-- The problem --
Wherever the word "revenus" appears in the entries, copy the whole line.

-- Data to use --
⁂
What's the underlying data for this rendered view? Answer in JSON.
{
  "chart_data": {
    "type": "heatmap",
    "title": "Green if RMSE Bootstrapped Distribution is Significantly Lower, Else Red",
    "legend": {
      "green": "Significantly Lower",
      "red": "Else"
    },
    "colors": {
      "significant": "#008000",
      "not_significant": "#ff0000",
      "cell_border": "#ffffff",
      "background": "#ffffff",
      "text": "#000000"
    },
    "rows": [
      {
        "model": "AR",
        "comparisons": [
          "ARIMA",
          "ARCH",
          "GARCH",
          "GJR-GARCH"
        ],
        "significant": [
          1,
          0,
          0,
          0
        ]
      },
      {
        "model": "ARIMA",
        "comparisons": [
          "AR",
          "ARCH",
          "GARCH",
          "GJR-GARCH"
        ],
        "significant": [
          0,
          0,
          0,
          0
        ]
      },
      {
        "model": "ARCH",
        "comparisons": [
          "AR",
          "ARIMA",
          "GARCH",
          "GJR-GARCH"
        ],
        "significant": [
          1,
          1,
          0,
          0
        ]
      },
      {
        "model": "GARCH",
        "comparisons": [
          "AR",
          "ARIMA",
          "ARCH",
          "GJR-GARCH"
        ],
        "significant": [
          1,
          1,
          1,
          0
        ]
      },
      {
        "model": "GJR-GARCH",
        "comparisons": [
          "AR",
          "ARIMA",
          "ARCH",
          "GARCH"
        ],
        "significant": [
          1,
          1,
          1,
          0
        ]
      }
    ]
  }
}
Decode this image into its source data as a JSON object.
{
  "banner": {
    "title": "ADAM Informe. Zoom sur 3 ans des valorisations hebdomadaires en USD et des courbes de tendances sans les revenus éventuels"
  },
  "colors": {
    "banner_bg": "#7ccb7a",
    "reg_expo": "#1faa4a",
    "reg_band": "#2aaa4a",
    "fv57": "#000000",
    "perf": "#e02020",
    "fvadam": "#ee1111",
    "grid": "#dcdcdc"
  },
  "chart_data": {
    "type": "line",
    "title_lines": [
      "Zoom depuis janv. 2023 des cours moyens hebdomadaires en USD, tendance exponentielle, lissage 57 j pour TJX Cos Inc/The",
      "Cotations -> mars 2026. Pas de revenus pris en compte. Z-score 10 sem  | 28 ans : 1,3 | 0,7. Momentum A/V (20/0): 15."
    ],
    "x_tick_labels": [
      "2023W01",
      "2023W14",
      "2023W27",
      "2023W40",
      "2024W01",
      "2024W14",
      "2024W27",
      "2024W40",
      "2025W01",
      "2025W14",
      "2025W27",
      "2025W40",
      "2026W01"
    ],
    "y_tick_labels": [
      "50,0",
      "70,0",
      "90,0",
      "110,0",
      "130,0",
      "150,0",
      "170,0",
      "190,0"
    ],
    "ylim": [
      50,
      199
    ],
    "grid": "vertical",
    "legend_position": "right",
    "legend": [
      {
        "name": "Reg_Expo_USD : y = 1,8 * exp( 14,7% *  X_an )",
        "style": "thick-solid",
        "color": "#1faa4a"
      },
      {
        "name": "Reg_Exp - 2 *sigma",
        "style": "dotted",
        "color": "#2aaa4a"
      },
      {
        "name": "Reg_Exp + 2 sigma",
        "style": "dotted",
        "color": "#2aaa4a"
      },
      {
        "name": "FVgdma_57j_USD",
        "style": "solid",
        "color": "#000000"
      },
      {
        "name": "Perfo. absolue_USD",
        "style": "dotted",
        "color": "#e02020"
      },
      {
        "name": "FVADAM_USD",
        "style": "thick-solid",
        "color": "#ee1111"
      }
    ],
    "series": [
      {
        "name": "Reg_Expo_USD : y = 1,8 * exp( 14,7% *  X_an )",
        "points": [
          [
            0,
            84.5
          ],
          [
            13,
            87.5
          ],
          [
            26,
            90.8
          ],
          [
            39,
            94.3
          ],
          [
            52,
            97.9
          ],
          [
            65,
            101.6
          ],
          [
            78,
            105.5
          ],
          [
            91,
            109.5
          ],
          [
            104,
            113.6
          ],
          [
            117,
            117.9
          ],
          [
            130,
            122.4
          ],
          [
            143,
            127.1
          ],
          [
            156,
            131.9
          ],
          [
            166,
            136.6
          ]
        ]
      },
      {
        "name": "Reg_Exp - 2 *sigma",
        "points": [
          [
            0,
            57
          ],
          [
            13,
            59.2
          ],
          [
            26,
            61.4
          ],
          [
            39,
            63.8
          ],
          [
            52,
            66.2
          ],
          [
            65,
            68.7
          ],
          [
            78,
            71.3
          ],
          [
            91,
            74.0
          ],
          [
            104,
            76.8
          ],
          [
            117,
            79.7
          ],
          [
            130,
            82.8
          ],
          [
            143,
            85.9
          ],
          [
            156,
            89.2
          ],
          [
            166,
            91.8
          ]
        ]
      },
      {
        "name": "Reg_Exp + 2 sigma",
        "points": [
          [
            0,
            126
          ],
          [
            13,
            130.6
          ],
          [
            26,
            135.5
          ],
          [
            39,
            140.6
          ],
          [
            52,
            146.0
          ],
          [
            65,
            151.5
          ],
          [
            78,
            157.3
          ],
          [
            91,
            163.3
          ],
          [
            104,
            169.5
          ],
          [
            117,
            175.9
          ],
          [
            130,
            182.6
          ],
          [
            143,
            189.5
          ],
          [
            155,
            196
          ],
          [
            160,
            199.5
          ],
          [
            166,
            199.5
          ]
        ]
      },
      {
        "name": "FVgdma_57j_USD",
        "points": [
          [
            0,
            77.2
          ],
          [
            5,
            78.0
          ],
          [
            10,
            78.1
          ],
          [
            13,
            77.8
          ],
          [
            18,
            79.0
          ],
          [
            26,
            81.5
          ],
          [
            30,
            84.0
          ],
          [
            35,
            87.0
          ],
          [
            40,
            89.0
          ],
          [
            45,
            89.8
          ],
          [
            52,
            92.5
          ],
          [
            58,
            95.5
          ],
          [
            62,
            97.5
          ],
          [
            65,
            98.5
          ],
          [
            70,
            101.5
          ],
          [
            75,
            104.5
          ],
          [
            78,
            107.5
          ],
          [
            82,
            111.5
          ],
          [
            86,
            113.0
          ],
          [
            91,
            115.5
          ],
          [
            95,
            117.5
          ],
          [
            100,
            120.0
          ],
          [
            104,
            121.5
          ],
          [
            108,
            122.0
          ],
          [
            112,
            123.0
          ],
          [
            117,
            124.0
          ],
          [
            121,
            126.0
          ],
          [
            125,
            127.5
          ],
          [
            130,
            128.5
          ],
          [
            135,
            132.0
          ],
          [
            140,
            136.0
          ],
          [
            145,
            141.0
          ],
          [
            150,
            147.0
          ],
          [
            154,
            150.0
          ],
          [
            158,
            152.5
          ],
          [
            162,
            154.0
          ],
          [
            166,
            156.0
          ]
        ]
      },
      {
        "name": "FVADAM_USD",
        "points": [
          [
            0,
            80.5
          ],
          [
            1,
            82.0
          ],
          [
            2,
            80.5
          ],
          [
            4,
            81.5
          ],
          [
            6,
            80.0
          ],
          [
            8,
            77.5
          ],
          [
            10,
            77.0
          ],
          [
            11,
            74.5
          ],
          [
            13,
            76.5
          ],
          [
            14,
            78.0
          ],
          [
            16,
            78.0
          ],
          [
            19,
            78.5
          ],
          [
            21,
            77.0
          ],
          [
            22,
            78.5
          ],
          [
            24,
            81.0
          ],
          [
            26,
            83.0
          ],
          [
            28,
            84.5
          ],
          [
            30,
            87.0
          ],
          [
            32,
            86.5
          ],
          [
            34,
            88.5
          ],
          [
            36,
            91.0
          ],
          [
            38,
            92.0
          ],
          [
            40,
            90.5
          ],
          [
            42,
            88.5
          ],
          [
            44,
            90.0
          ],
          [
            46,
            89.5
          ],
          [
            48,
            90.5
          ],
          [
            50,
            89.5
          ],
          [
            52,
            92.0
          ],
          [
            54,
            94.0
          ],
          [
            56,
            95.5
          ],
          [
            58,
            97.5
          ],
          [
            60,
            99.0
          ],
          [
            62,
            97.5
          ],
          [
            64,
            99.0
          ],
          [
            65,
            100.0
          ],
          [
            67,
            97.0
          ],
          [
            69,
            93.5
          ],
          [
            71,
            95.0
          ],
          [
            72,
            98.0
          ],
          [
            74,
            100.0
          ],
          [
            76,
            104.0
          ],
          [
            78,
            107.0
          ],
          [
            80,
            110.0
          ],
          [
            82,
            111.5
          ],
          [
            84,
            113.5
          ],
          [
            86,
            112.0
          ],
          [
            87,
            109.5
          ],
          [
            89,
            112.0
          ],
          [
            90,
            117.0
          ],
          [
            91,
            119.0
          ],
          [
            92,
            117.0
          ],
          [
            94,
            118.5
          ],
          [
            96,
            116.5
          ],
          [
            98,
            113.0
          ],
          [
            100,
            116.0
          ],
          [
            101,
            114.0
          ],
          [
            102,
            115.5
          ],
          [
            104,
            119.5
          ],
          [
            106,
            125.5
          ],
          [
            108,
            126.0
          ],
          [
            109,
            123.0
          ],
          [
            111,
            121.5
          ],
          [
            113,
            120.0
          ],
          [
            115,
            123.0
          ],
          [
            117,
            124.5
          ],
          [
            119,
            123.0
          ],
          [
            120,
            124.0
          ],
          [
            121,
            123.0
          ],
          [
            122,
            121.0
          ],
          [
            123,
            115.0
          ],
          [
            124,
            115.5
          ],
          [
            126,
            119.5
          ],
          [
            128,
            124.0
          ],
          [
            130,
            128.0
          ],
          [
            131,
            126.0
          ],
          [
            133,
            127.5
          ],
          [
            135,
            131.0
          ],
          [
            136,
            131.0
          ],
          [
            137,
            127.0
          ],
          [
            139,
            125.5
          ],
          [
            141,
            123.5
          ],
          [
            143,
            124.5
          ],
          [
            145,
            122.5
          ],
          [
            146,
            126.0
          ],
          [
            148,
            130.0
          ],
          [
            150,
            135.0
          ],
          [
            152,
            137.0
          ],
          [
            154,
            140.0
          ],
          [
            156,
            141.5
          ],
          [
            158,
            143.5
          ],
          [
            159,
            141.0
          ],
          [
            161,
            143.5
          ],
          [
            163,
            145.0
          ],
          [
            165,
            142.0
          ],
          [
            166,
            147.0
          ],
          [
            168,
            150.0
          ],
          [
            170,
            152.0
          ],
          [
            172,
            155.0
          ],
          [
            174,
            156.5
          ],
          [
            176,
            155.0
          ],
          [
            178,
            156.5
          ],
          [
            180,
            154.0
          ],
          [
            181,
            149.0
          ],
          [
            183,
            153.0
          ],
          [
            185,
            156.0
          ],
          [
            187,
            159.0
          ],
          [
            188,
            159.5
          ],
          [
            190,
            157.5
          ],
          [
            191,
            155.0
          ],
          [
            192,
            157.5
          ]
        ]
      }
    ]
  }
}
⁂
-- Result --
    "title": "ADAM Informe. Zoom sur 3 ans des valorisations hebdomadaires en USD et des courbes de tendances sans les revenus éventuels"
      "Cotations -> mars 2026. Pas de revenus pris en compte. Z-score 10 sem  | 28 ans : 1,3 | 0,7. Momentum A/V (20/0): 15."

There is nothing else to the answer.